TASK TO COMPLETE:
Can you copy out the data exactly? Leave the images out.

==== EXTRACTED MATERIAL ====

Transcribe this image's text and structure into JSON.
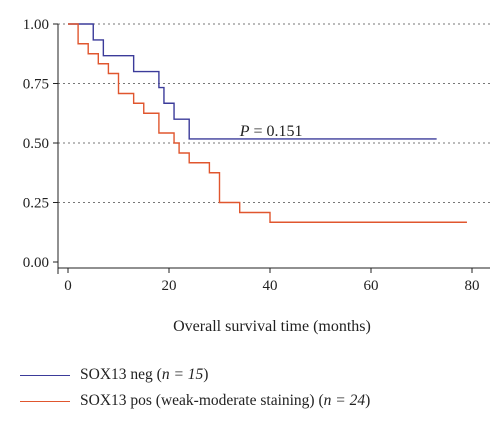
{
  "chart_data": {
    "type": "line",
    "subtype": "kaplan-meier",
    "xlabel": "Overall survival time (months)",
    "ylabel": "",
    "xlim": [
      0,
      80
    ],
    "ylim": [
      0,
      1
    ],
    "x_ticks": [
      "0",
      "20",
      "40",
      "60",
      "80"
    ],
    "y_ticks": [
      "0.00",
      "0.25",
      "0.50",
      "0.75",
      "1.00"
    ],
    "grid": "dotted horizontal at 0.25, 0.50, 0.75, 1.00",
    "annotation": {
      "prefix": "P",
      "text": " = 0.151",
      "x": 34,
      "y": 0.55
    },
    "series": [
      {
        "name": "SOX13 neg",
        "n_text": "n = 15",
        "color": "#3b3b9a",
        "steps": [
          [
            0,
            1.0
          ],
          [
            5,
            0.933
          ],
          [
            7,
            0.867
          ],
          [
            13,
            0.8
          ],
          [
            18,
            0.733
          ],
          [
            19,
            0.667
          ],
          [
            21,
            0.6
          ],
          [
            24,
            0.517
          ],
          [
            73,
            0.517
          ]
        ]
      },
      {
        "name": "SOX13 pos (weak-moderate staining)",
        "n_text": "n = 24",
        "color": "#e0562e",
        "steps": [
          [
            0,
            1.0
          ],
          [
            2,
            0.917
          ],
          [
            4,
            0.875
          ],
          [
            6,
            0.833
          ],
          [
            8,
            0.792
          ],
          [
            10,
            0.708
          ],
          [
            13,
            0.667
          ],
          [
            15,
            0.625
          ],
          [
            18,
            0.542
          ],
          [
            21,
            0.5
          ],
          [
            22,
            0.458
          ],
          [
            24,
            0.417
          ],
          [
            28,
            0.375
          ],
          [
            30,
            0.25
          ],
          [
            34,
            0.208
          ],
          [
            40,
            0.167
          ],
          [
            79,
            0.167
          ]
        ]
      }
    ]
  },
  "legend": {
    "items": [
      {
        "label": "SOX13 neg",
        "n_text": "n = 15",
        "color": "#3b3b9a"
      },
      {
        "label": "SOX13 pos (weak-moderate staining)",
        "n_text": "n = 24",
        "color": "#e0562e"
      }
    ]
  }
}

====

TASK RESPONSE:
Transcribe this image's text and structure into JSON.
{
  "chart_data": {
    "type": "line",
    "subtype": "kaplan-meier",
    "xlabel": "Overall survival time (months)",
    "ylabel": "",
    "xlim": [
      0,
      80
    ],
    "ylim": [
      0,
      1
    ],
    "x_ticks": [
      "0",
      "20",
      "40",
      "60",
      "80"
    ],
    "y_ticks": [
      "0.00",
      "0.25",
      "0.50",
      "0.75",
      "1.00"
    ],
    "grid": "dotted horizontal at 0.25, 0.50, 0.75, 1.00",
    "annotation": {
      "prefix": "P",
      "text": " = 0.151",
      "x": 34,
      "y": 0.55
    },
    "series": [
      {
        "name": "SOX13 neg",
        "n_text": "n = 15",
        "color": "#3b3b9a",
        "steps": [
          [
            0,
            1.0
          ],
          [
            5,
            0.933
          ],
          [
            7,
            0.867
          ],
          [
            13,
            0.8
          ],
          [
            18,
            0.733
          ],
          [
            19,
            0.667
          ],
          [
            21,
            0.6
          ],
          [
            24,
            0.517
          ],
          [
            73,
            0.517
          ]
        ]
      },
      {
        "name": "SOX13 pos (weak-moderate staining)",
        "n_text": "n = 24",
        "color": "#e0562e",
        "steps": [
          [
            0,
            1.0
          ],
          [
            2,
            0.917
          ],
          [
            4,
            0.875
          ],
          [
            6,
            0.833
          ],
          [
            8,
            0.792
          ],
          [
            10,
            0.708
          ],
          [
            13,
            0.667
          ],
          [
            15,
            0.625
          ],
          [
            18,
            0.542
          ],
          [
            21,
            0.5
          ],
          [
            22,
            0.458
          ],
          [
            24,
            0.417
          ],
          [
            28,
            0.375
          ],
          [
            30,
            0.25
          ],
          [
            34,
            0.208
          ],
          [
            40,
            0.167
          ],
          [
            79,
            0.167
          ]
        ]
      }
    ]
  },
  "legend": {
    "items": [
      {
        "label": "SOX13 neg",
        "n_text": "n = 15",
        "color": "#3b3b9a"
      },
      {
        "label": "SOX13 pos (weak-moderate staining)",
        "n_text": "n = 24",
        "color": "#e0562e"
      }
    ]
  }
}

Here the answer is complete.